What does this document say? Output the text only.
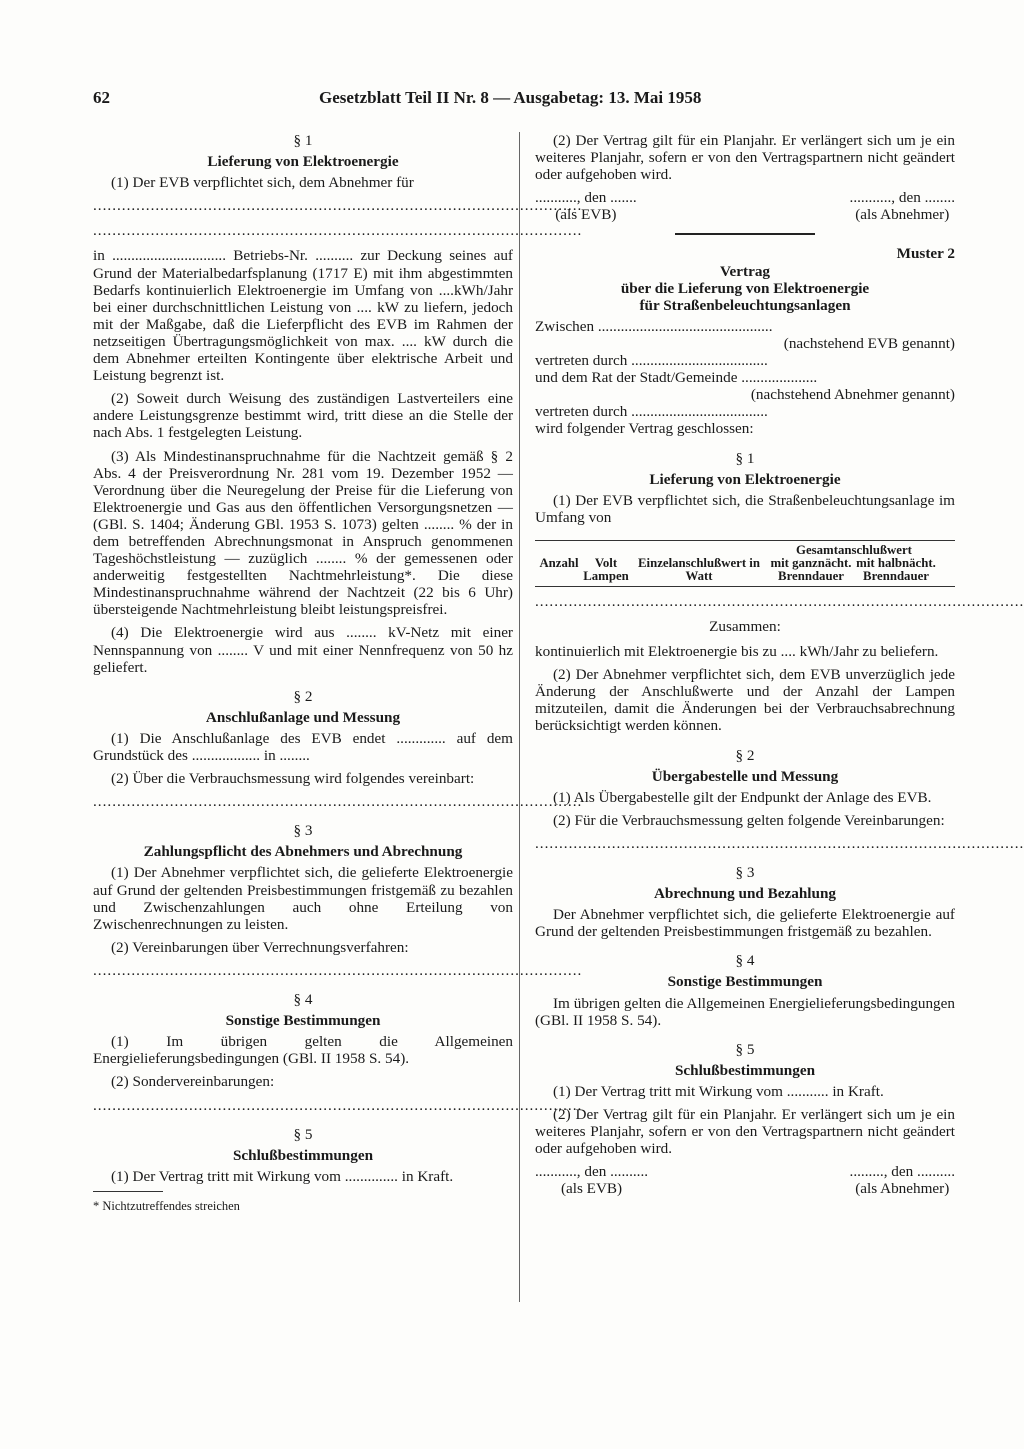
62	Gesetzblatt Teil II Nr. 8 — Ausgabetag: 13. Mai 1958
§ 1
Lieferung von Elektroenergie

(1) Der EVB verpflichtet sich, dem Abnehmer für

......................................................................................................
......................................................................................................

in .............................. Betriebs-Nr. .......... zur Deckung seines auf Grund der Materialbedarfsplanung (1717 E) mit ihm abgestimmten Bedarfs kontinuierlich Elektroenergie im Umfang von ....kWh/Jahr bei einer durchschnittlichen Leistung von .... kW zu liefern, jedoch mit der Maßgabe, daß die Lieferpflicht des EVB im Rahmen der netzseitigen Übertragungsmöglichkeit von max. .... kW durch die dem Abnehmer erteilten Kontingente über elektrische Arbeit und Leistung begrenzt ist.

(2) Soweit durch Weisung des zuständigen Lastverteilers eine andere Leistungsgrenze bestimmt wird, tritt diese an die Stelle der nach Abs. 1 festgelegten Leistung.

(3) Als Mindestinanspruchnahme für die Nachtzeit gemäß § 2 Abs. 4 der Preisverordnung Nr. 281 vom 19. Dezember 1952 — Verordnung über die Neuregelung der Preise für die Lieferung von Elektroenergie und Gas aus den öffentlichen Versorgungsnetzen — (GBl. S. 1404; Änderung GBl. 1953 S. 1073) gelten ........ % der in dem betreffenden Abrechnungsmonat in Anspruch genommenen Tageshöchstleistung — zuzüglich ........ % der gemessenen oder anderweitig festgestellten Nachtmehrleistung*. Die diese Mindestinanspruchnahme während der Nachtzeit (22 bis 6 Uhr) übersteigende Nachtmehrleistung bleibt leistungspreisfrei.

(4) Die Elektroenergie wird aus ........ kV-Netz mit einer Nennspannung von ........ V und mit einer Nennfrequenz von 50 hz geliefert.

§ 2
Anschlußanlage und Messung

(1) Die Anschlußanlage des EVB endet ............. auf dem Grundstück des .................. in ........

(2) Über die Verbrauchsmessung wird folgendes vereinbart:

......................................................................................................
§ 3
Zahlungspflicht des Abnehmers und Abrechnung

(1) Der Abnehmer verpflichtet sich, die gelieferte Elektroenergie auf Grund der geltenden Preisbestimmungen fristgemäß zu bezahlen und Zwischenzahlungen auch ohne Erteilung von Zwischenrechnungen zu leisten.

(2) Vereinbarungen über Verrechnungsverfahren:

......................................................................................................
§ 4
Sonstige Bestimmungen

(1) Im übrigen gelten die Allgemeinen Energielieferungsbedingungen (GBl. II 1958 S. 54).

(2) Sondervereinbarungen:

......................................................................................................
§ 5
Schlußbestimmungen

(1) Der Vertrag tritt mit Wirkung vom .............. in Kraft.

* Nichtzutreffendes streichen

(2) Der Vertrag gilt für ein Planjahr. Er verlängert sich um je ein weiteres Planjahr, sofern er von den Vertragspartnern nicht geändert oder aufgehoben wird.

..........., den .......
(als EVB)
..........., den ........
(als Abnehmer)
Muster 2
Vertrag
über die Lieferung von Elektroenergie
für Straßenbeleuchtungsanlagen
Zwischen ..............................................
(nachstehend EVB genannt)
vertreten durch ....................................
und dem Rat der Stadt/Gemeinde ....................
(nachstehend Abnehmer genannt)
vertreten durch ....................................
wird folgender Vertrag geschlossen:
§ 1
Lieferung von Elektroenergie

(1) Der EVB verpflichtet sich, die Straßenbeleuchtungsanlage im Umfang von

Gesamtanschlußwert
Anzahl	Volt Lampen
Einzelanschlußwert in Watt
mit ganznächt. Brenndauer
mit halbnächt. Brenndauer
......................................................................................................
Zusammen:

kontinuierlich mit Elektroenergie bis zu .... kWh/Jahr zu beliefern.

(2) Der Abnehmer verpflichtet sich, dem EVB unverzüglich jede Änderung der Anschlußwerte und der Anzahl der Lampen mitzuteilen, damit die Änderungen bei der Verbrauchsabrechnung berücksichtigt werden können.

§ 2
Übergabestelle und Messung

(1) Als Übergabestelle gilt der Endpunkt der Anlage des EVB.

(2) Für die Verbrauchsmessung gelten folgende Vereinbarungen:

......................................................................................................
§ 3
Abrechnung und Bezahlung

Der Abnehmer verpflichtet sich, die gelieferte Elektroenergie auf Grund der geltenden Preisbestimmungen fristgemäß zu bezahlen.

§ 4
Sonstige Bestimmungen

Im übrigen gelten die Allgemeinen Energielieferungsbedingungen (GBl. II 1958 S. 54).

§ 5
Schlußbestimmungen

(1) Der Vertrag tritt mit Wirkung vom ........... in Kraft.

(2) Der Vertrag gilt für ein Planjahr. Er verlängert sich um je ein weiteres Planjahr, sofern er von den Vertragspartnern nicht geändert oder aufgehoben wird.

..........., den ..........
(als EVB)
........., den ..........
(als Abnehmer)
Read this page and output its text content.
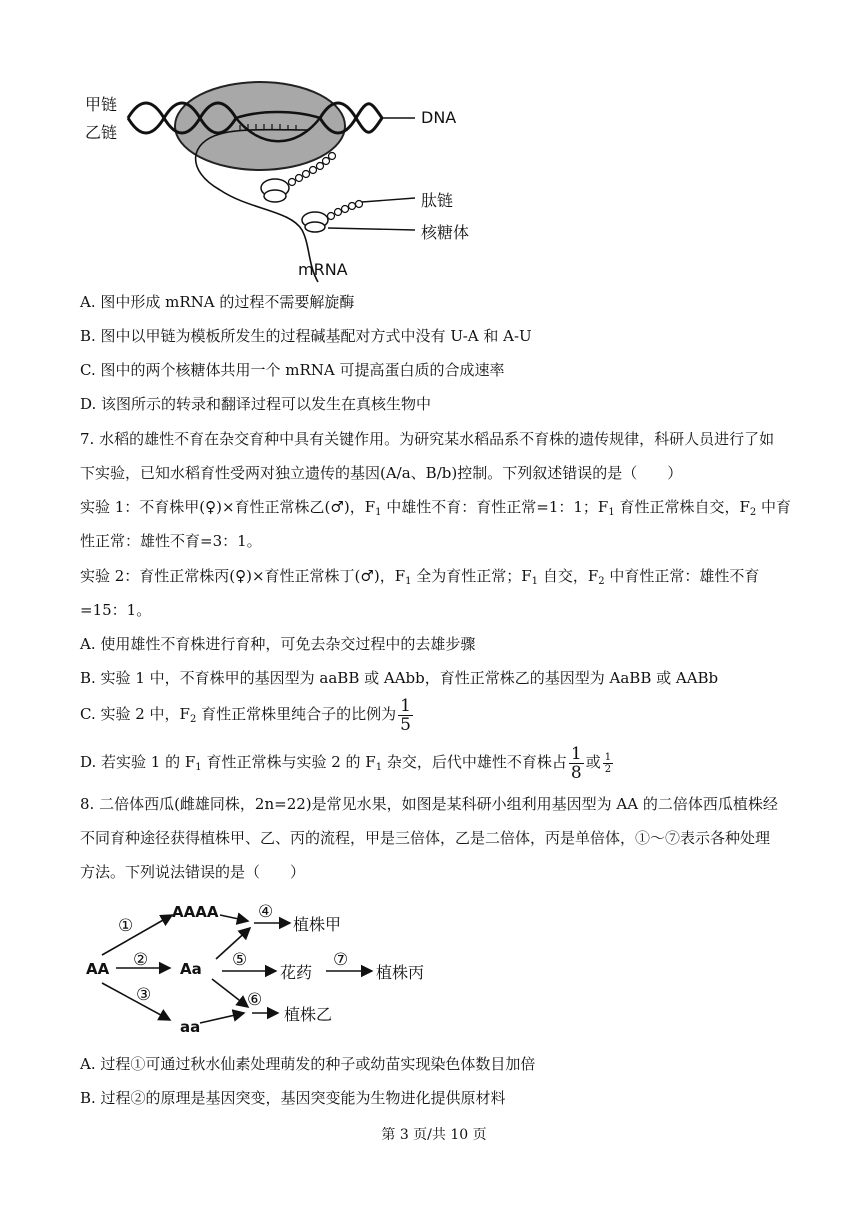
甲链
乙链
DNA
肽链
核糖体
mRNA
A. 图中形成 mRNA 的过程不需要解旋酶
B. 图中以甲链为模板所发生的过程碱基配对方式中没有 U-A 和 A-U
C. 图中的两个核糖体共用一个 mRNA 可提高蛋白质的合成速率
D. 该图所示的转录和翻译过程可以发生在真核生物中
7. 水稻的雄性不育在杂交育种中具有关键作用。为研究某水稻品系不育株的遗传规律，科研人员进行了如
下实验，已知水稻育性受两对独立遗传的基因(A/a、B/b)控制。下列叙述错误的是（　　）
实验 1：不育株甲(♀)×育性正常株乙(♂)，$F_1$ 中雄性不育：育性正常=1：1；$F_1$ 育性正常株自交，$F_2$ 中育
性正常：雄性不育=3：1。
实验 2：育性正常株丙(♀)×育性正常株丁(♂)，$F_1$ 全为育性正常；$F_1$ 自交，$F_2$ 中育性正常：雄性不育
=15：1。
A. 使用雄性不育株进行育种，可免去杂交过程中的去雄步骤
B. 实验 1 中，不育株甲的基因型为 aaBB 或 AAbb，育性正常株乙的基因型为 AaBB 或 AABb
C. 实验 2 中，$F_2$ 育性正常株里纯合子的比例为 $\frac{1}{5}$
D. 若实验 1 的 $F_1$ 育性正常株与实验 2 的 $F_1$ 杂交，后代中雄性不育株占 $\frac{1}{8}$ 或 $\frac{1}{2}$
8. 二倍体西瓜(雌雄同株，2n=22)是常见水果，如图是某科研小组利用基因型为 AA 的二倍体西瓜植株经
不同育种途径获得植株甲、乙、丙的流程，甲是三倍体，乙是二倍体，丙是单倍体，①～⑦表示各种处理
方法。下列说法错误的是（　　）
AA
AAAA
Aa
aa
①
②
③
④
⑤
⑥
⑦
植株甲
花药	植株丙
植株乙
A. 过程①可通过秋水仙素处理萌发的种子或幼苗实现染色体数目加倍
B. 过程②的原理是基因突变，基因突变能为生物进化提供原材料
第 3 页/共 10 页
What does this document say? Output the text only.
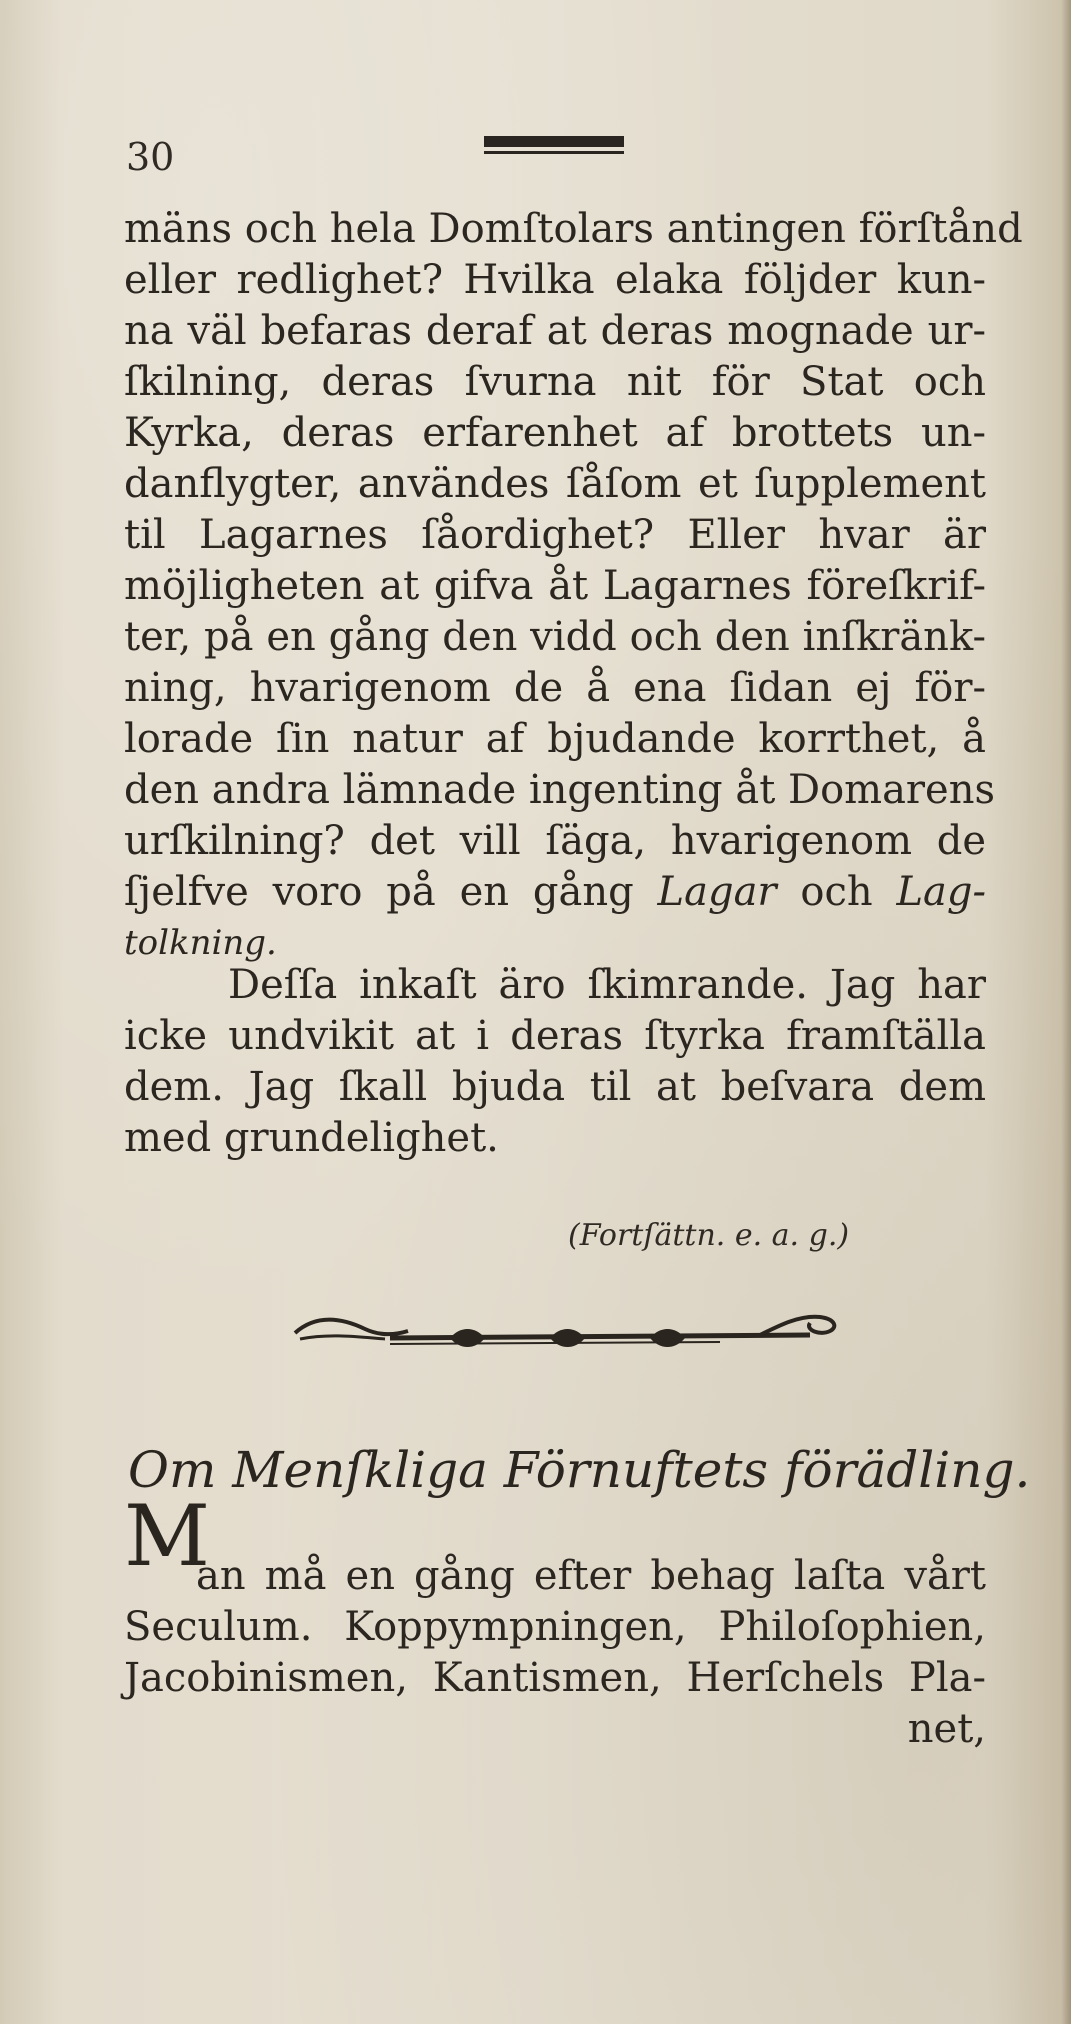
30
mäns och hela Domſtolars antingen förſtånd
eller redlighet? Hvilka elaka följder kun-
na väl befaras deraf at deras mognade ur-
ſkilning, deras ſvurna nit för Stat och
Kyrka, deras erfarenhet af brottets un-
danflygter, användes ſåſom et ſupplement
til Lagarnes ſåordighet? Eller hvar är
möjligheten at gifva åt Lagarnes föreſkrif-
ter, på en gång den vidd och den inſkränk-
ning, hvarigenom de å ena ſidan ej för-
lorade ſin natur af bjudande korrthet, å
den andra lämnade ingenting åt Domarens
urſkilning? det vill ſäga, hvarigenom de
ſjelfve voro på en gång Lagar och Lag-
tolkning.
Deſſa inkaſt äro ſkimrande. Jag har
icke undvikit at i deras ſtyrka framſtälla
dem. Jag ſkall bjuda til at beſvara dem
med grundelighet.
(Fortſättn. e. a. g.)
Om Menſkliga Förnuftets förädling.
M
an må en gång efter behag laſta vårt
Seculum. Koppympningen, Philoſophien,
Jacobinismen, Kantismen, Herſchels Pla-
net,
━━━━━━━━━━━━━━━━━━━━━━━━━━━━━━
**Assignment**:
Your answer must be every line from the listing above that holds the string "Anzahl".

**Response to the task**:
Anzahl	Volt Lampen
(2) Der Abnehmer verpflichtet sich, dem EVB unverzüglich jede Änderung der Anschlußwerte und der Anzahl der Lampen mitzuteilen, damit die Änderungen bei der Verbrauchsabrechnung berücksichtigt werden können.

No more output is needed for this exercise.